▶ [Exercise requirements]
Only a number is wanted: how many lines in the records below contain "JSON"?

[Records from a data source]
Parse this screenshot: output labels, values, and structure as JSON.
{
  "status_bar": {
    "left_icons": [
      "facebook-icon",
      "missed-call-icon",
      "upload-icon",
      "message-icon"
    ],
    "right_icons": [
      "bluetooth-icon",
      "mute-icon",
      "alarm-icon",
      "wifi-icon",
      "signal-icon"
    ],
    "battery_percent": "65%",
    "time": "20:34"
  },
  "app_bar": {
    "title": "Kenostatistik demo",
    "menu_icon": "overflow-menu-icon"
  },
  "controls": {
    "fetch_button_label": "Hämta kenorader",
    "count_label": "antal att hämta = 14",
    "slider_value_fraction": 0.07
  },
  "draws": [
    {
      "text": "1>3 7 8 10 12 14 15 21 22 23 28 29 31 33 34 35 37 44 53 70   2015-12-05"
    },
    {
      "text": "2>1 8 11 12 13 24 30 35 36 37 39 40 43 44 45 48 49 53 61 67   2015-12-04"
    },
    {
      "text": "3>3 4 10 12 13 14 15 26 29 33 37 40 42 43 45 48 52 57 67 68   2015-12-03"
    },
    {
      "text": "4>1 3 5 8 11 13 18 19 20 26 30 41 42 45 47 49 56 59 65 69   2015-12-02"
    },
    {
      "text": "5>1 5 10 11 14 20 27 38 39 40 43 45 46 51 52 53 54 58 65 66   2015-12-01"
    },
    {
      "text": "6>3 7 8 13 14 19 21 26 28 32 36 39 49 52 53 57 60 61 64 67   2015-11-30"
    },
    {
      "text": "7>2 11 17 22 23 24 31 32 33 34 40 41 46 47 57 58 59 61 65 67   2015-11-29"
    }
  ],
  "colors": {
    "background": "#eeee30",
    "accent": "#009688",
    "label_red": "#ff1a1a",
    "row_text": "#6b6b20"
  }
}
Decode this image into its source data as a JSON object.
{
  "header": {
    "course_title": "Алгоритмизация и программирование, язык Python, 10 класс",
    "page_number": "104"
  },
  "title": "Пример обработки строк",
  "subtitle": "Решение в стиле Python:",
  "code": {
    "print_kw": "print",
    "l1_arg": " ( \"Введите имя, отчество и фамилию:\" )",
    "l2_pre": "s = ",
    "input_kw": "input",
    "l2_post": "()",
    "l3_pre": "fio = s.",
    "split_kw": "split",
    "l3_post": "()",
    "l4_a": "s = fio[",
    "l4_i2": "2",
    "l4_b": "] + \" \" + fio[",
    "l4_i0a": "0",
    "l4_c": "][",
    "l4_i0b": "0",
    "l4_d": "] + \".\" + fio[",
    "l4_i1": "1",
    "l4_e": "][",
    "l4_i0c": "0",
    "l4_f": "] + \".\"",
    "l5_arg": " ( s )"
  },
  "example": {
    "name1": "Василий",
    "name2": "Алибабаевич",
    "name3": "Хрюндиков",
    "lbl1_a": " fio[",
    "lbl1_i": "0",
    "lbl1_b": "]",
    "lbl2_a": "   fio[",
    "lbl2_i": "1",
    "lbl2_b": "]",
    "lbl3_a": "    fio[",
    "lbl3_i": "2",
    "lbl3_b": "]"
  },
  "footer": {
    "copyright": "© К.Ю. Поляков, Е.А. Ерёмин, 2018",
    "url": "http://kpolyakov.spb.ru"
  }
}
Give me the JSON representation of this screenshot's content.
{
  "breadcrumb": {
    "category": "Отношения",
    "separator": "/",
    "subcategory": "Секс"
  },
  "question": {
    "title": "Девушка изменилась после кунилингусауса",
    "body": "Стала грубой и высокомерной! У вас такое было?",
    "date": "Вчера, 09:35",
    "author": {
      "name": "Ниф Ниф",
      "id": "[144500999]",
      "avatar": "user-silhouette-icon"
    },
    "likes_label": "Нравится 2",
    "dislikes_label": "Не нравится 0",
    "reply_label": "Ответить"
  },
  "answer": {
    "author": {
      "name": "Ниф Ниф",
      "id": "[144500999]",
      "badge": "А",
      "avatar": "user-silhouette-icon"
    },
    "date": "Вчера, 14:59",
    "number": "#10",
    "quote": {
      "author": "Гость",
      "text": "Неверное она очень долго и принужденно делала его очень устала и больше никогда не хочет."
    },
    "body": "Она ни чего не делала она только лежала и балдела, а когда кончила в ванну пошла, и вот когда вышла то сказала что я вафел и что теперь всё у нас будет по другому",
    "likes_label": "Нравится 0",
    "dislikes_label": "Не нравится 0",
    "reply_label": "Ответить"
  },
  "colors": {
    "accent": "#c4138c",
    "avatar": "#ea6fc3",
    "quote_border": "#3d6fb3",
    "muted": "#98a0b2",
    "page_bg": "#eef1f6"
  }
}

▶ [Result of this exercise]
3